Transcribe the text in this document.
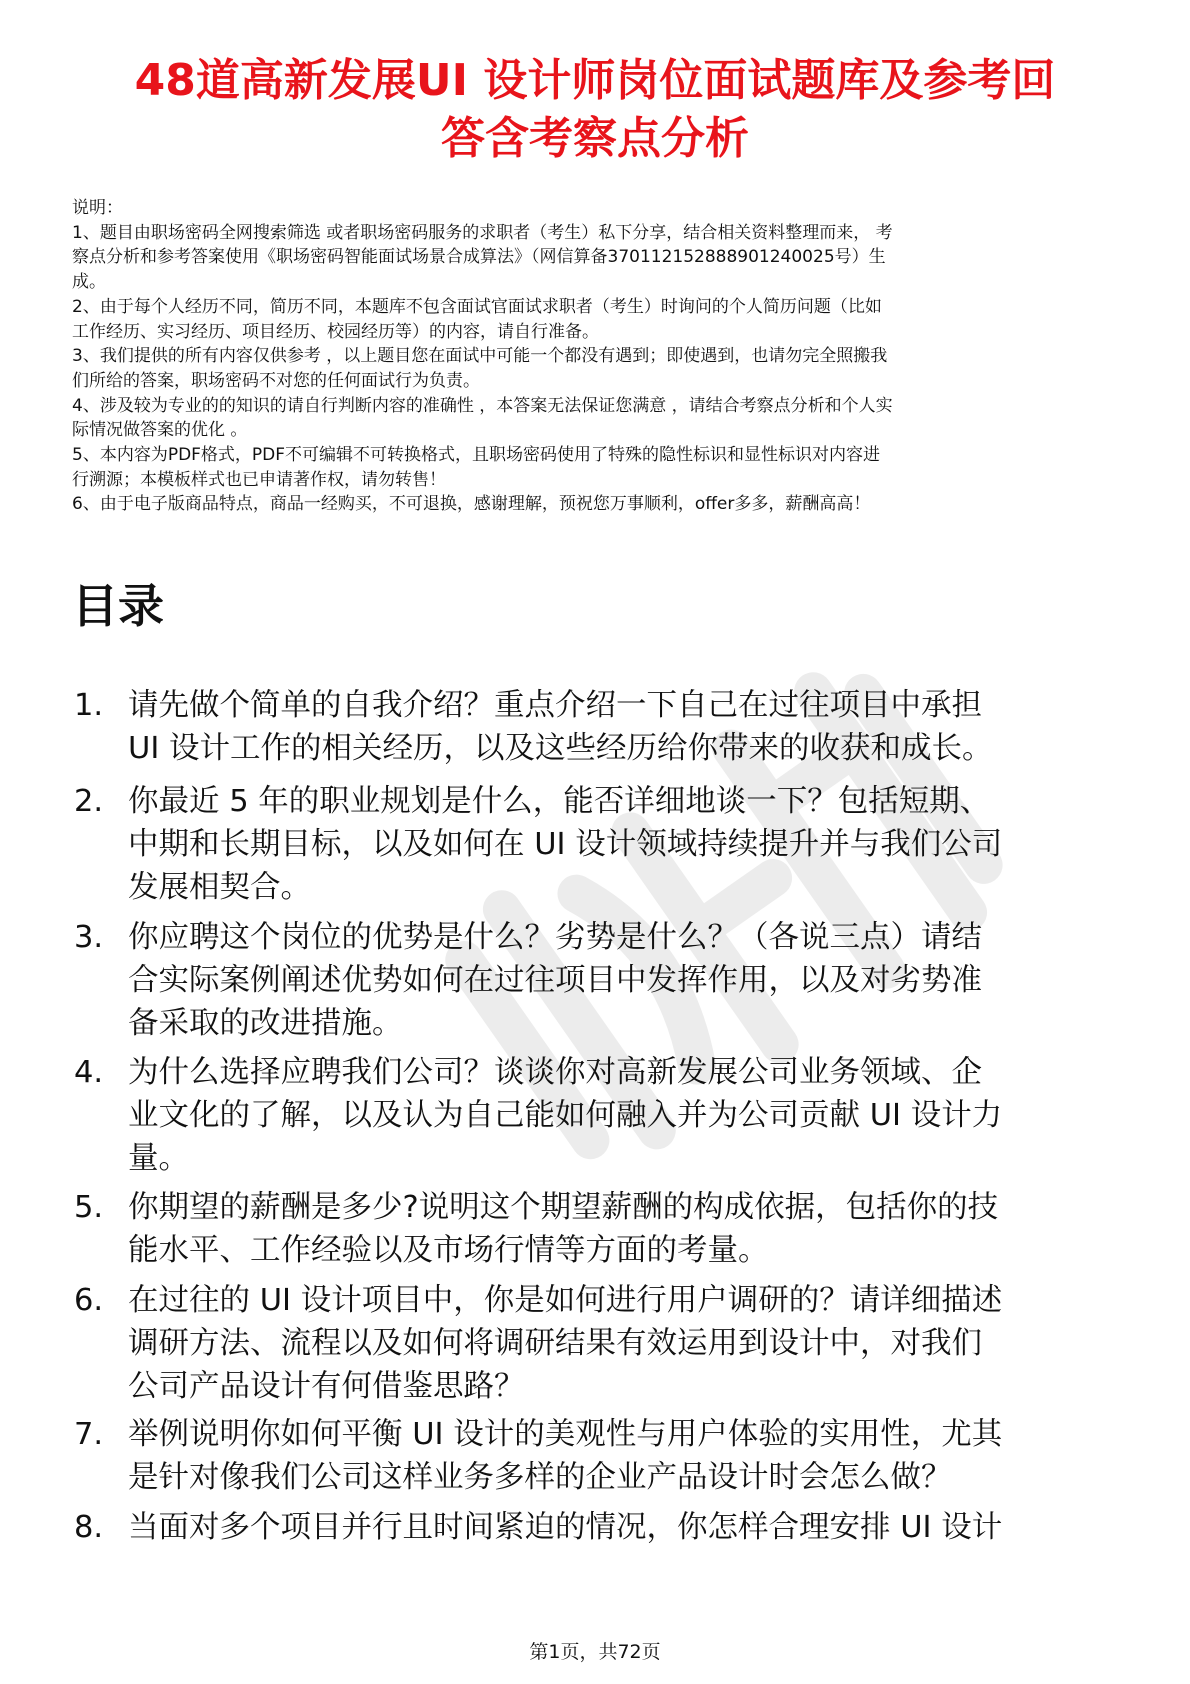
48道高新发展UI 设计师岗位面试题库及参考回
答含考察点分析
说明：
1、题目由职场密码全网搜索筛选 或者职场密码服务的求职者（考生）私下分享，结合相关资料整理而来， 考
察点分析和参考答案使用《职场密码智能面试场景合成算法》（网信算备370112152888901240025号）生
成。
2、由于每个人经历不同，简历不同，本题库不包含面试官面试求职者（考生）时询问的个人简历问题（比如
工作经历、实习经历、项目经历、校园经历等）的内容，请自行准备。
3、我们提供的所有内容仅供参考 ，以上题目您在面试中可能一个都没有遇到；即使遇到，也请勿完全照搬我
们所给的答案，职场密码不对您的任何面试行为负责。
4、涉及较为专业的的知识的请自行判断内容的准确性 ，本答案无法保证您满意 ，请结合考察点分析和个人实
际情况做答案的优化 。
5、本内容为PDF格式，PDF不可编辑不可转换格式，且职场密码使用了特殊的隐性标识和显性标识对内容进
行溯源；本模板样式也已申请著作权，请勿转售！
6、由于电子版商品特点，商品一经购买，不可退换，感谢理解，预祝您万事顺利，offer多多，薪酬高高！
目录
1. 请先做个简单的自我介绍？重点介绍一下自己在过往项目中承担
UI 设计工作的相关经历，以及这些经历给你带来的收获和成长。
2. 你最近 5 年的职业规划是什么，能否详细地谈一下？包括短期、
中期和长期目标，以及如何在 UI 设计领域持续提升并与我们公司
发展相契合。
3. 你应聘这个岗位的优势是什么？劣势是什么？（各说三点）请结
合实际案例阐述优势如何在过往项目中发挥作用，以及对劣势准
备采取的改进措施。
4. 为什么选择应聘我们公司？谈谈你对高新发展公司业务领域、企
业文化的了解，以及认为自己能如何融入并为公司贡献 UI 设计力
量。
5. 你期望的薪酬是多少?说明这个期望薪酬的构成依据，包括你的技
能水平、工作经验以及市场行情等方面的考量。
6. 在过往的 UI 设计项目中，你是如何进行用户调研的？请详细描述
调研方法、流程以及如何将调研结果有效运用到设计中，对我们
公司产品设计有何借鉴思路？
7. 举例说明你如何平衡 UI 设计的美观性与用户体验的实用性，尤其
是针对像我们公司这样业务多样的企业产品设计时会怎么做？
8. 当面对多个项目并行且时间紧迫的情况，你怎样合理安排 UI 设计
第1页，共72页
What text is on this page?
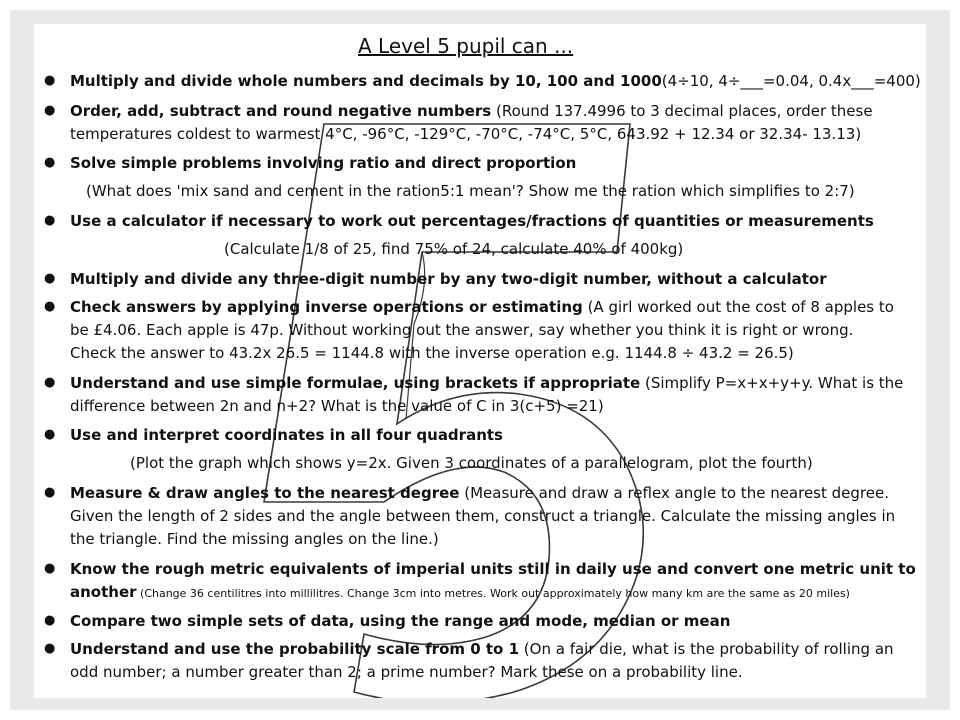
A Level 5 pupil can ...
● Multiply and divide whole numbers and decimals by 10, 100 and 1000(4÷10, 4÷___=0.04, 0.4x___=400)
● Order, add, subtract and round negative numbers (Round 137.4996 to 3 decimal places, order these
temperatures coldest to warmest 4°C, -96°C, -129°C, -70°C, -74°C, 5°C, 643.92 + 12.34 or 32.34- 13.13)
● Solve simple problems involving ratio and direct proportion
(What does 'mix sand and cement in the ration5:1 mean'? Show me the ration which simplifies to 2:7)
● Use a calculator if necessary to work out percentages/fractions of quantities or measurements
(Calculate 1/8 of 25, find 75% of 24, calculate 40% of 400kg)
● Multiply and divide any three-digit number by any two-digit number, without a calculator
● Check answers by applying inverse operations or estimating (A girl worked out the cost of 8 apples to
be £4.06. Each apple is 47p. Without working out the answer, say whether you think it is right or wrong.
Check the answer to 43.2x 26.5 = 1144.8 with the inverse operation e.g. 1144.8 ÷ 43.2 = 26.5)
● Understand and use simple formulae, using brackets if appropriate (Simplify P=x+x+y+y. What is the
difference between 2n and n+2? What is the value of C in 3(c+5) =21)
● Use and interpret coordinates in all four quadrants
(Plot the graph which shows y=2x. Given 3 coordinates of a parallelogram, plot the fourth)
● Measure & draw angles to the nearest degree (Measure and draw a reflex angle to the nearest degree.
Given the length of 2 sides and the angle between them, construct a triangle. Calculate the missing angles in
the triangle. Find the missing angles on the line.)
● Know the rough metric equivalents of imperial units still in daily use and convert one metric unit to
another (Change 36 centilitres into millilitres. Change 3cm into metres. Work out approximately how many km are the same as 20 miles)
● Compare two simple sets of data, using the range and mode, median or mean
● Understand and use the probability scale from 0 to 1 (On a fair die, what is the probability of rolling an
odd number; a number greater than 2; a prime number? Mark these on a probability line.
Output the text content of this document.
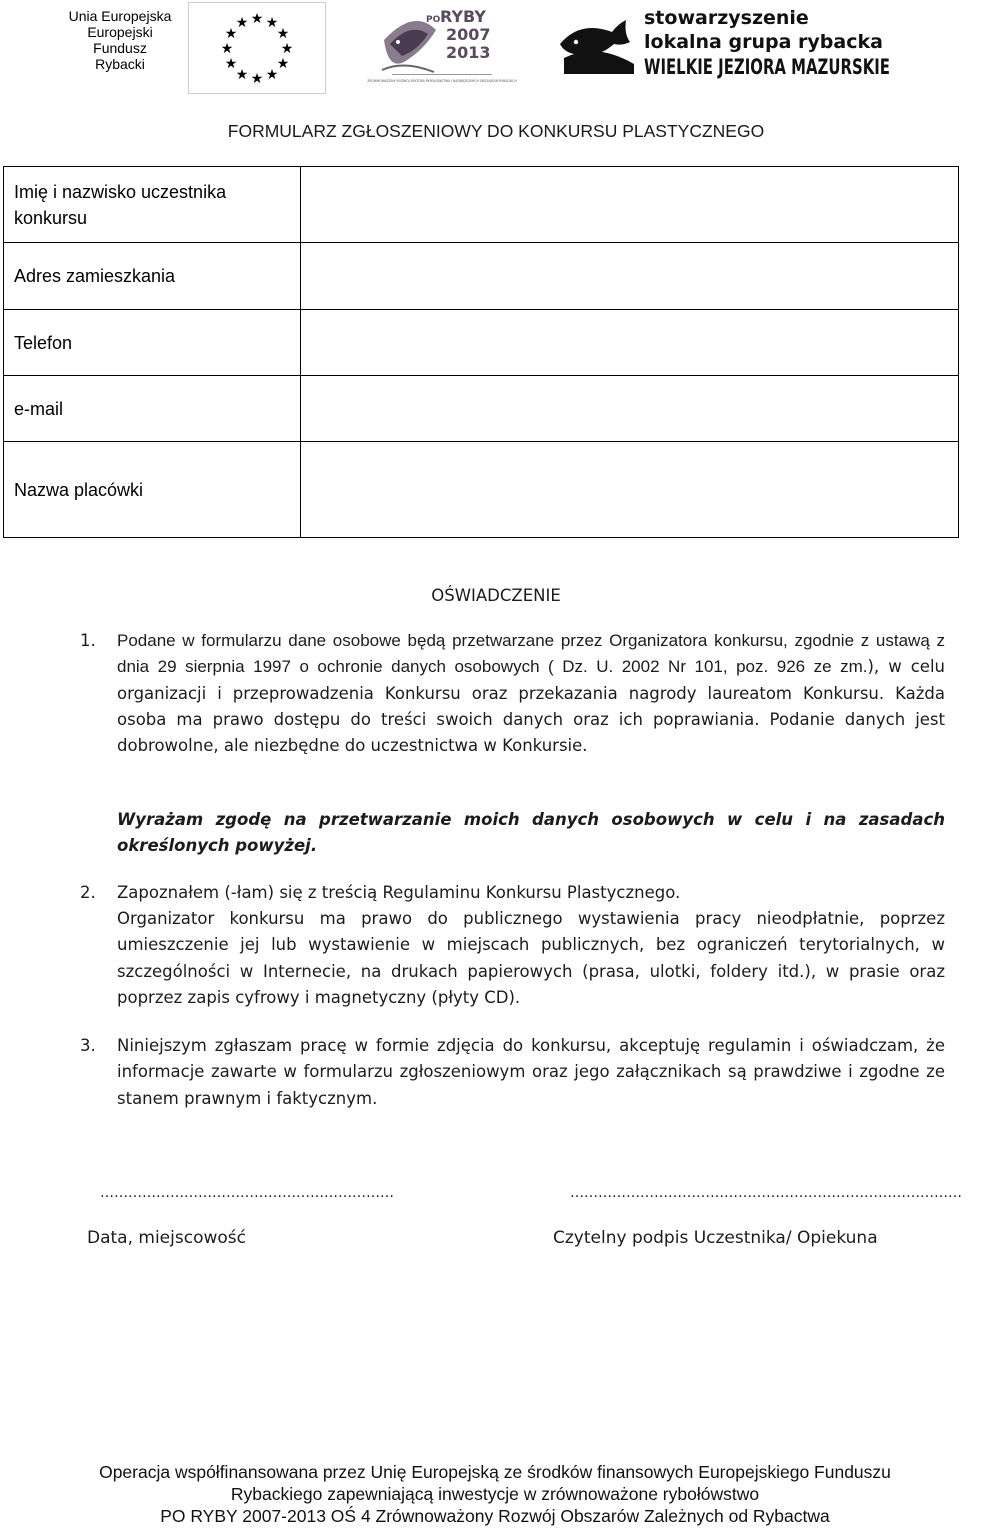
Unia Europejska
Europejski
Fundusz
Rybacki
★ ★
★
★
★
★
★
★
★
★
★
★	PO RYBY
2007
2013
ZRÓWNOWAŻONY ROZWÓJ SEKTORA RYBOŁÓWSTWA I NADBRZEŻNYCH OBSZARÓW RYBACKICH
stowarzyszenie
lokalna grupa rybacka
WIELKIE JEZIORA MAZURSKIE
FORMULARZ ZGŁOSZENIOWY DO KONKURSU PLASTYCZNEGO
Imię i nazwisko uczestnika konkursu	
Adres zamieszkania	
Telefon	
e-mail	
Nazwa placówki	
OŚWIADCZENIE
1.	Podane w formularzu dane osobowe będą przetwarzane przez Organizatora konkursu, zgodnie z ustawą z dnia 29 sierpnia 1997 o ochronie danych osobowych ( Dz. U. 2002 Nr 101, poz. 926 ze zm.), w celu organizacji i przeprowadzenia Konkursu oraz przekazania nagrody laureatom Konkursu. Każda osoba ma prawo dostępu do treści swoich danych oraz ich poprawiania. Podanie danych jest dobrowolne, ale niezbędne do uczestnictwa w Konkursie.
Wyrażam zgodę na przetwarzanie moich danych osobowych w celu i na zasadach określonych powyżej.
2.	Zapoznałem (-łam) się z treścią Regulaminu Konkursu Plastycznego.
Organizator konkursu ma prawo do publicznego wystawienia pracy nieodpłatnie, poprzez umieszczenie jej lub wystawienie w miejscach publicznych, bez ograniczeń terytorialnych, w szczególności w Internecie, na drukach papierowych (prasa, ulotki, foldery itd.), w prasie oraz poprzez zapis cyfrowy i magnetyczny (płyty CD).
3.	Niniejszym zgłaszam pracę w formie zdjęcia do konkursu, akceptuję regulamin i oświadczam, że informacje zawarte w formularzu zgłoszeniowym oraz jego załącznikach są prawdziwe i zgodne ze stanem prawnym i faktycznym.
………………………………………………………
Data, miejscowość
…………………………………………………………………………
Czytelny podpis Uczestnika/ Opiekuna
Operacja współfinansowana przez Unię Europejską ze środków finansowych Europejskiego Funduszu
Rybackiego zapewniającą inwestycje w zrównoważone rybołówstwo
PO RYBY 2007-2013 OŚ 4 Zrównoważony Rozwój Obszarów Zależnych od Rybactwa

════

- **TASK**:
Where a line above holds the string "calculator", show that line.

- **RESULT**:
● Use a calculator if necessary to work out percentages/fractions of quantities or measurements
● Multiply and divide any three-digit number by any two-digit number, without a calculator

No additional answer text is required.